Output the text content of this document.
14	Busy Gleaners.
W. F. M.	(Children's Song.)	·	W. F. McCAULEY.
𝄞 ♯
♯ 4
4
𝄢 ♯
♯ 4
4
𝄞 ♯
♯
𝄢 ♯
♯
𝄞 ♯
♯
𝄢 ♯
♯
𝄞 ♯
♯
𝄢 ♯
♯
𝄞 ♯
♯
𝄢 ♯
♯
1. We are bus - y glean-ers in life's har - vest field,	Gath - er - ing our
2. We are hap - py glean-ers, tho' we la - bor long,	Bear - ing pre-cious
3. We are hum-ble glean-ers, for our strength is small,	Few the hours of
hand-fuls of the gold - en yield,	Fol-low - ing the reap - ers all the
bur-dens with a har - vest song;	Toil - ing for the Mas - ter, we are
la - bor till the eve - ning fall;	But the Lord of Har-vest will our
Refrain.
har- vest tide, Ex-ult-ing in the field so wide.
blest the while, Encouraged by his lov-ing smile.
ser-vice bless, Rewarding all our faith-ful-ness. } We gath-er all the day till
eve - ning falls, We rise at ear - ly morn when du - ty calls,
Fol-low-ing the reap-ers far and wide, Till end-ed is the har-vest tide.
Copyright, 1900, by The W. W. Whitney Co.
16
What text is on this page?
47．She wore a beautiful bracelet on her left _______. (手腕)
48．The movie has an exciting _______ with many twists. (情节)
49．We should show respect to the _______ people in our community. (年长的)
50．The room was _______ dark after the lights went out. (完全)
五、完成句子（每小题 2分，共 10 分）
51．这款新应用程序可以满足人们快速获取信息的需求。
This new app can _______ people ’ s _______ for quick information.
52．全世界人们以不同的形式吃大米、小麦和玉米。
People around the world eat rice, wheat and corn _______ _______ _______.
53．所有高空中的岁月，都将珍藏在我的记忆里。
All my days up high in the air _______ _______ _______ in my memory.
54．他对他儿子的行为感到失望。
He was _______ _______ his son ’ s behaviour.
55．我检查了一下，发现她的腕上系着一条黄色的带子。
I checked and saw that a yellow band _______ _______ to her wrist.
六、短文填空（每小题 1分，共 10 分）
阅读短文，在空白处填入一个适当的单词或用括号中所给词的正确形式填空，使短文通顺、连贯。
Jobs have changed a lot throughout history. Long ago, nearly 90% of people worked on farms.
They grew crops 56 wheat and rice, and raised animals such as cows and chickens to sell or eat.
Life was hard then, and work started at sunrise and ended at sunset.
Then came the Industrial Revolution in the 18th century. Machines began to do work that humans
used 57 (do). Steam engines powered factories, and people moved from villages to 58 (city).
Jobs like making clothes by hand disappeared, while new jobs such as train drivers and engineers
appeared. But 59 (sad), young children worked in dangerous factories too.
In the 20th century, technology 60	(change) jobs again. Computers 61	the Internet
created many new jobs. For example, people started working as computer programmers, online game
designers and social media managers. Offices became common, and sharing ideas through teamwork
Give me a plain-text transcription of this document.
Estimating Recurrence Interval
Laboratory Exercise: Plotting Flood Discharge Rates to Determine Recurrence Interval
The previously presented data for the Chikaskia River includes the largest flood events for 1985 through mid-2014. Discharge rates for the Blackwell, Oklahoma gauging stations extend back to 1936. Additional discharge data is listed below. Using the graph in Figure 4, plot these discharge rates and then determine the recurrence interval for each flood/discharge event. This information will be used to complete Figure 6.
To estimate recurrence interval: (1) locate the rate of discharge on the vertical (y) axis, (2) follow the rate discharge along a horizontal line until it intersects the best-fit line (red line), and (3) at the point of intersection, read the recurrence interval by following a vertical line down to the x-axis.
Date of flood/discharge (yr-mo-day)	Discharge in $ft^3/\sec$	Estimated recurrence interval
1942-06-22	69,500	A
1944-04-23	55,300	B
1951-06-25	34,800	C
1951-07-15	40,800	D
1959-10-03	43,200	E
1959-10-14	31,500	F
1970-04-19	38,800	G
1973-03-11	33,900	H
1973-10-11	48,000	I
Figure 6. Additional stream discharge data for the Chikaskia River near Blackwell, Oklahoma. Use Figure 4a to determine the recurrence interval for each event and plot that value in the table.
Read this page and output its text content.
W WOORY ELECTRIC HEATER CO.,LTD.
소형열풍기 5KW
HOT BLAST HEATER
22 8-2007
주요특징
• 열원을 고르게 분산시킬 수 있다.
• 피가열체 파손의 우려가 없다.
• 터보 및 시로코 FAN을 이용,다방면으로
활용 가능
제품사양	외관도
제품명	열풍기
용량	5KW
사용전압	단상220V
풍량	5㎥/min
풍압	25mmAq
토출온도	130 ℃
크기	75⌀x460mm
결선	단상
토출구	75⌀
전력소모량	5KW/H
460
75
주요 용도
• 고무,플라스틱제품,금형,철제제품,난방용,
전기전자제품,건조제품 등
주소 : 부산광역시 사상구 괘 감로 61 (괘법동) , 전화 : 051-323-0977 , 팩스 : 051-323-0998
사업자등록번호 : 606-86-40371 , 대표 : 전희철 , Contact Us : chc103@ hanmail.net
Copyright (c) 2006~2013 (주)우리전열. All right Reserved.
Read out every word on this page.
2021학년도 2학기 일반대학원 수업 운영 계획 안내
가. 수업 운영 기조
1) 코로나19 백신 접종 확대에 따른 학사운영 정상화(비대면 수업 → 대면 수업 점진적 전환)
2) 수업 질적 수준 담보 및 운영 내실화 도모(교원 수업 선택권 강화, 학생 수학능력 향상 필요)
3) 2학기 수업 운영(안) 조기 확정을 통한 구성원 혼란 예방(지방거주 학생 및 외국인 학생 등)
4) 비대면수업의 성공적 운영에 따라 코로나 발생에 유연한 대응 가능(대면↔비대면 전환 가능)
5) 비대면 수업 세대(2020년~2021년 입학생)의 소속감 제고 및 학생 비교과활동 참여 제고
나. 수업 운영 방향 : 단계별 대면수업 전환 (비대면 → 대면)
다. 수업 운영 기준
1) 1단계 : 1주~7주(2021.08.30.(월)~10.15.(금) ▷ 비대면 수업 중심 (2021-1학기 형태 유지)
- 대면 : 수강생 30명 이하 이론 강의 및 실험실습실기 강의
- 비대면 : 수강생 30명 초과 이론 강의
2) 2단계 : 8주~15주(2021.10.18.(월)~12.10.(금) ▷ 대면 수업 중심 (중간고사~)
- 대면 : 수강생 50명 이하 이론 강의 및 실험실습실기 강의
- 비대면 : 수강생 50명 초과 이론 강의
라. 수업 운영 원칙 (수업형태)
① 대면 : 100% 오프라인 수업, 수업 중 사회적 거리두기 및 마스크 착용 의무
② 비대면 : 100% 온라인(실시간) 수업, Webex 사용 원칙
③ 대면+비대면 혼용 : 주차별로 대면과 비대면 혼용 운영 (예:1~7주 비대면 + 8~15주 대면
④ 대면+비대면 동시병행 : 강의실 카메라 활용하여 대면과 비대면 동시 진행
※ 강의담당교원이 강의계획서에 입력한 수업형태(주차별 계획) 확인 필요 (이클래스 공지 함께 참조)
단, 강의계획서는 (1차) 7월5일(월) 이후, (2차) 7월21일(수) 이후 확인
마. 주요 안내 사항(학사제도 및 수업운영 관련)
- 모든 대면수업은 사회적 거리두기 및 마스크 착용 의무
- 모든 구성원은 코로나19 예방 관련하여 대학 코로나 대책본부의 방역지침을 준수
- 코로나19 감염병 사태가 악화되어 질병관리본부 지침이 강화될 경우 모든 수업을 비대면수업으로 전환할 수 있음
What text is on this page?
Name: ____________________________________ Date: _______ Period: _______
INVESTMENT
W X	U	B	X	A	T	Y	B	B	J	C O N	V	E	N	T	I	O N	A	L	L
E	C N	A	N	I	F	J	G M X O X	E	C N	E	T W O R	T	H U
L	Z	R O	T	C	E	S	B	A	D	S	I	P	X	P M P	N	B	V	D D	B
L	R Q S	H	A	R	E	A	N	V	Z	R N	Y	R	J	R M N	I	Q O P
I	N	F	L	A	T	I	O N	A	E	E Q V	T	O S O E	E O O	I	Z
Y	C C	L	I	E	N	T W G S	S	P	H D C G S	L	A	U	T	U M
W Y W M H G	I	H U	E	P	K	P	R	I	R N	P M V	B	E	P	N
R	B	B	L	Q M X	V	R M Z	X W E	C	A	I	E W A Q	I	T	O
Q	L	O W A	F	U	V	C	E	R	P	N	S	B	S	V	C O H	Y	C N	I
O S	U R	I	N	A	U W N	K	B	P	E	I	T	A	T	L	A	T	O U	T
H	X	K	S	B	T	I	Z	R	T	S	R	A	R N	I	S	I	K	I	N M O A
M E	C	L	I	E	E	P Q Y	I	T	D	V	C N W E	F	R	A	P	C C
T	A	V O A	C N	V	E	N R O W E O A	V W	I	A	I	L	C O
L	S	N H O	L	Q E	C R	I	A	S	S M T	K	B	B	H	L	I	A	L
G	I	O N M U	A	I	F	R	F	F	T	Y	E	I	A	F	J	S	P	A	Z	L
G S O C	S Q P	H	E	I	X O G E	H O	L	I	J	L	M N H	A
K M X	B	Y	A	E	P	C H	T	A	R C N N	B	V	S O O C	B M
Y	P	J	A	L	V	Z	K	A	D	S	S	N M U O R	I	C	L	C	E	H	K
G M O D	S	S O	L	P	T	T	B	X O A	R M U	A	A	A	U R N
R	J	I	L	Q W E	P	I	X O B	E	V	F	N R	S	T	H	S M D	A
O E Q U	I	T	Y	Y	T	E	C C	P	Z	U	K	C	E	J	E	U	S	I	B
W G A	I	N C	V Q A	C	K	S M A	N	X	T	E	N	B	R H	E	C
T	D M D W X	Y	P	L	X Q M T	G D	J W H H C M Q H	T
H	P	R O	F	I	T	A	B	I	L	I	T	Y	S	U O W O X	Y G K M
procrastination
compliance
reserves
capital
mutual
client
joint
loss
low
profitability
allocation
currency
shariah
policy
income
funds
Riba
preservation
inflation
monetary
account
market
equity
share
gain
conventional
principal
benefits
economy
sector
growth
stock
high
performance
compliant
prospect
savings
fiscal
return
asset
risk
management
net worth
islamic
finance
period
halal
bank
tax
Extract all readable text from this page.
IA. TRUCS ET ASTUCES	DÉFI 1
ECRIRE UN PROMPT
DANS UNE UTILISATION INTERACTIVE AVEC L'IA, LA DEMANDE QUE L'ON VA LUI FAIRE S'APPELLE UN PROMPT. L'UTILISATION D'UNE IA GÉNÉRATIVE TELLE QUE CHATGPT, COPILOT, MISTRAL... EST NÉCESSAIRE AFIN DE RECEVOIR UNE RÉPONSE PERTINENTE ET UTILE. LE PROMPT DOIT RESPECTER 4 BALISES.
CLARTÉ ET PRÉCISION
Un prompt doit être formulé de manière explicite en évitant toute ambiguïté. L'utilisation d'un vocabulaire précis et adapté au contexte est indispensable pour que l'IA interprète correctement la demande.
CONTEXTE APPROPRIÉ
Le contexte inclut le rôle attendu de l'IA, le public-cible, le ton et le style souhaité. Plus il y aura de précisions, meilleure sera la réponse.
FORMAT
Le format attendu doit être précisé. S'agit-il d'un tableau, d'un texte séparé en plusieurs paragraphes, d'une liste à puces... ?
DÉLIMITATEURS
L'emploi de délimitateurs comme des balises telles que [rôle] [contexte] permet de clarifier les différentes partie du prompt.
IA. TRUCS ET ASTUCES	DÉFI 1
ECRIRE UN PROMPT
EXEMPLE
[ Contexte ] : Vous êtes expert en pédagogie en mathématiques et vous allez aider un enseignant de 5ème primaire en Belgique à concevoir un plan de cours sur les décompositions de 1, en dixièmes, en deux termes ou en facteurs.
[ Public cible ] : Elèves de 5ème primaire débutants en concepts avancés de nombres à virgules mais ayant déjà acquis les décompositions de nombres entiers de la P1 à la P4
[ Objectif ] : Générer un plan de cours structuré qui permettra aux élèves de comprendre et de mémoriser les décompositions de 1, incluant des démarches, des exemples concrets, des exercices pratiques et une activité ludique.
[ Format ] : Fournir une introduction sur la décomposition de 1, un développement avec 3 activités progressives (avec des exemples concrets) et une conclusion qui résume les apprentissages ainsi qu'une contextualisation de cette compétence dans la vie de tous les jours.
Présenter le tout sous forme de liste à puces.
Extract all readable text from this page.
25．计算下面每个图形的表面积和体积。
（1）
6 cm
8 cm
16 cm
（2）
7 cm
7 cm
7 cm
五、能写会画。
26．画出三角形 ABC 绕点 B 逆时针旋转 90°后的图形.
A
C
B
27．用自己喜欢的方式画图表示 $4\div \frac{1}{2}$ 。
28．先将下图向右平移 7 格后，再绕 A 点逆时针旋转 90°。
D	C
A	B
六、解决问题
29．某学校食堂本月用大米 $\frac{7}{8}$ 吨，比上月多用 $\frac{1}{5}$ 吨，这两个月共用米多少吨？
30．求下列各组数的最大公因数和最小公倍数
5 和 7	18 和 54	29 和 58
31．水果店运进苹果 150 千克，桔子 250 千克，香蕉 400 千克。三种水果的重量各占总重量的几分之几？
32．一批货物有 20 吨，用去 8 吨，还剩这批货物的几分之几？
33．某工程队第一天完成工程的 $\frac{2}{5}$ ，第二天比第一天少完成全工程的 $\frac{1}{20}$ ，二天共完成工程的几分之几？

> _Task prompt_: Using the listing above, show every line that includes the string "wheat".

> _Result_:
People around the world eat rice, wheat and corn _______ _______ _______.
They grew crops 56 wheat and rice, and raised animals such as cows and chickens to sell or eat.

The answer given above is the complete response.